WHAT IS REQUIRED >> A faithful transcription of all the data is required.

EXERCISE MATERIALS >>
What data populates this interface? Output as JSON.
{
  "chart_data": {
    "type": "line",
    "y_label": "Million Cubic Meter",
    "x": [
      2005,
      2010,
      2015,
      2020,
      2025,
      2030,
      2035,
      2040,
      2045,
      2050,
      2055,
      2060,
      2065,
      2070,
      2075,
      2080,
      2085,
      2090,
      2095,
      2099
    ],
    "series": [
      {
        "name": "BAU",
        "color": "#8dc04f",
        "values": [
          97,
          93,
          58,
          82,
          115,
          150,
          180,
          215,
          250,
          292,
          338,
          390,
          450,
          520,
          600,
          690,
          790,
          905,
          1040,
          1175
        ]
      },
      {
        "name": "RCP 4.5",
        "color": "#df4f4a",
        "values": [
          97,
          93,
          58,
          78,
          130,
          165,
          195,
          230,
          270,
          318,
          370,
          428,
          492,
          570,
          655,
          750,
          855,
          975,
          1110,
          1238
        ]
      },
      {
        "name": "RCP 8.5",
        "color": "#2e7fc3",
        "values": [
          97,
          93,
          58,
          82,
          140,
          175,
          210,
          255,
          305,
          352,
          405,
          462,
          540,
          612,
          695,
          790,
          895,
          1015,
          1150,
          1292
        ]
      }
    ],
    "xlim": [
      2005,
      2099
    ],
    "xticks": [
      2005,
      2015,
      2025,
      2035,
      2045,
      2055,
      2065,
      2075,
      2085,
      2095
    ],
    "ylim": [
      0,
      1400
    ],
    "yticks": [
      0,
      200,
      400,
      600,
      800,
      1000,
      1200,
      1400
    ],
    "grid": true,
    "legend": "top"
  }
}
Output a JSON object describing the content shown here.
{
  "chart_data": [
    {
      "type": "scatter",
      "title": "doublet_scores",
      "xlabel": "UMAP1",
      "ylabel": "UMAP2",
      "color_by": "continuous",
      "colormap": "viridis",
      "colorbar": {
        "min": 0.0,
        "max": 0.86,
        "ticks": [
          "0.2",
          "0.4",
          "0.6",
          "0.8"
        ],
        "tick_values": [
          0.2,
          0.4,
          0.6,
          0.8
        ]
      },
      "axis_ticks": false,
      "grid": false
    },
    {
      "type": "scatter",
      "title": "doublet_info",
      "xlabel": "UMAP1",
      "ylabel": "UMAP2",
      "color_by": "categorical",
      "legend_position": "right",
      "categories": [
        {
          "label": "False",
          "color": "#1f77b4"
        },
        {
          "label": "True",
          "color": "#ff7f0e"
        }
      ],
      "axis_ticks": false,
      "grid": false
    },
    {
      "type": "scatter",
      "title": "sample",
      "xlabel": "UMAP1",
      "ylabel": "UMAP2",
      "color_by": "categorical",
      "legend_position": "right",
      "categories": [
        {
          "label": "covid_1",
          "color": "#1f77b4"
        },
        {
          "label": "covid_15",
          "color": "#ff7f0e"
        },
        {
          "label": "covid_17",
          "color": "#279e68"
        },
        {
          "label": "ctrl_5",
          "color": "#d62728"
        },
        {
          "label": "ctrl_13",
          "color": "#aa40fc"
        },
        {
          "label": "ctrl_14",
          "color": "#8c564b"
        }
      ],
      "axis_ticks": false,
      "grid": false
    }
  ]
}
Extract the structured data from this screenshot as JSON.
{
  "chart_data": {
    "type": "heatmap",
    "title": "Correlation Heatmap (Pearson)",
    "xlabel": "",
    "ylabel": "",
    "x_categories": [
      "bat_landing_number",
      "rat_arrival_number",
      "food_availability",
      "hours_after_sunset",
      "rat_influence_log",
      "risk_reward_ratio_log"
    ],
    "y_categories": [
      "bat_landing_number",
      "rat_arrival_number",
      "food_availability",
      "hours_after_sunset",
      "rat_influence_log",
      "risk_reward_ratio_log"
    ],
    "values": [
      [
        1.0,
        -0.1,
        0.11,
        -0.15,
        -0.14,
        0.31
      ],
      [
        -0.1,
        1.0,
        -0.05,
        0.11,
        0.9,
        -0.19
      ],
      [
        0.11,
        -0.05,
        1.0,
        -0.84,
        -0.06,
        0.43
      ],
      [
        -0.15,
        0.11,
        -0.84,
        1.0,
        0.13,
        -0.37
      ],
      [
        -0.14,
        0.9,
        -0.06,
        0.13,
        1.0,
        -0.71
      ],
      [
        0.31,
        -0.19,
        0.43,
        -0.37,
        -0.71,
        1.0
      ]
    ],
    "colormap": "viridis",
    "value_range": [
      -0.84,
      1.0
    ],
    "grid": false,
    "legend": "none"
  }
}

TASK RESPONSE >>
What data populates this interface? Output as JSON.
{
  "chart_data": {
    "type": "line",
    "y_label": "Million Cubic Meter",
    "x": [
      2005,
      2010,
      2015,
      2020,
      2025,
      2030,
      2035,
      2040,
      2045,
      2050,
      2055,
      2060,
      2065,
      2070,
      2075,
      2080,
      2085,
      2090,
      2095,
      2099
    ],
    "series": [
      {
        "name": "BAU",
        "color": "#8dc04f",
        "values": [
          97,
          93,
          58,
          82,
          115,
          150,
          180,
          215,
          250,
          292,
          338,
          390,
          450,
          520,
          600,
          690,
          790,
          905,
          1040,
          1175
        ]
      },
      {
        "name": "RCP 4.5",
        "color": "#df4f4a",
        "values": [
          97,
          93,
          58,
          78,
          130,
          165,
          195,
          230,
          270,
          318,
          370,
          428,
          492,
          570,
          655,
          750,
          855,
          975,
          1110,
          1238
        ]
      },
      {
        "name": "RCP 8.5",
        "color": "#2e7fc3",
        "values": [
          97,
          93,
          58,
          82,
          140,
          175,
          210,
          255,
          305,
          352,
          405,
          462,
          540,
          612,
          695,
          790,
          895,
          1015,
          1150,
          1292
        ]
      }
    ],
    "xlim": [
      2005,
      2099
    ],
    "xticks": [
      2005,
      2015,
      2025,
      2035,
      2045,
      2055,
      2065,
      2075,
      2085,
      2095
    ],
    "ylim": [
      0,
      1400
    ],
    "yticks": [
      0,
      200,
      400,
      600,
      800,
      1000,
      1200,
      1400
    ],
    "grid": true,
    "legend": "top"
  }
}
Output a JSON object describing the content shown here.
{
  "chart_data": [
    {
      "type": "scatter",
      "title": "doublet_scores",
      "xlabel": "UMAP1",
      "ylabel": "UMAP2",
      "color_by": "continuous",
      "colormap": "viridis",
      "colorbar": {
        "min": 0.0,
        "max": 0.86,
        "ticks": [
          "0.2",
          "0.4",
          "0.6",
          "0.8"
        ],
        "tick_values": [
          0.2,
          0.4,
          0.6,
          0.8
        ]
      },
      "axis_ticks": false,
      "grid": false
    },
    {
      "type": "scatter",
      "title": "doublet_info",
      "xlabel": "UMAP1",
      "ylabel": "UMAP2",
      "color_by": "categorical",
      "legend_position": "right",
      "categories": [
        {
          "label": "False",
          "color": "#1f77b4"
        },
        {
          "label": "True",
          "color": "#ff7f0e"
        }
      ],
      "axis_ticks": false,
      "grid": false
    },
    {
      "type": "scatter",
      "title": "sample",
      "xlabel": "UMAP1",
      "ylabel": "UMAP2",
      "color_by": "categorical",
      "legend_position": "right",
      "categories": [
        {
          "label": "covid_1",
          "color": "#1f77b4"
        },
        {
          "label": "covid_15",
          "color": "#ff7f0e"
        },
        {
          "label": "covid_17",
          "color": "#279e68"
        },
        {
          "label": "ctrl_5",
          "color": "#d62728"
        },
        {
          "label": "ctrl_13",
          "color": "#aa40fc"
        },
        {
          "label": "ctrl_14",
          "color": "#8c564b"
        }
      ],
      "axis_ticks": false,
      "grid": false
    }
  ]
}
Extract the structured data from this screenshot as JSON.
{
  "chart_data": {
    "type": "heatmap",
    "title": "Correlation Heatmap (Pearson)",
    "xlabel": "",
    "ylabel": "",
    "x_categories": [
      "bat_landing_number",
      "rat_arrival_number",
      "food_availability",
      "hours_after_sunset",
      "rat_influence_log",
      "risk_reward_ratio_log"
    ],
    "y_categories": [
      "bat_landing_number",
      "rat_arrival_number",
      "food_availability",
      "hours_after_sunset",
      "rat_influence_log",
      "risk_reward_ratio_log"
    ],
    "values": [
      [
        1.0,
        -0.1,
        0.11,
        -0.15,
        -0.14,
        0.31
      ],
      [
        -0.1,
        1.0,
        -0.05,
        0.11,
        0.9,
        -0.19
      ],
      [
        0.11,
        -0.05,
        1.0,
        -0.84,
        -0.06,
        0.43
      ],
      [
        -0.15,
        0.11,
        -0.84,
        1.0,
        0.13,
        -0.37
      ],
      [
        -0.14,
        0.9,
        -0.06,
        0.13,
        1.0,
        -0.71
      ],
      [
        0.31,
        -0.19,
        0.43,
        -0.37,
        -0.71,
        1.0
      ]
    ],
    "colormap": "viridis",
    "value_range": [
      -0.84,
      1.0
    ],
    "grid": false,
    "legend": "none"
  }
}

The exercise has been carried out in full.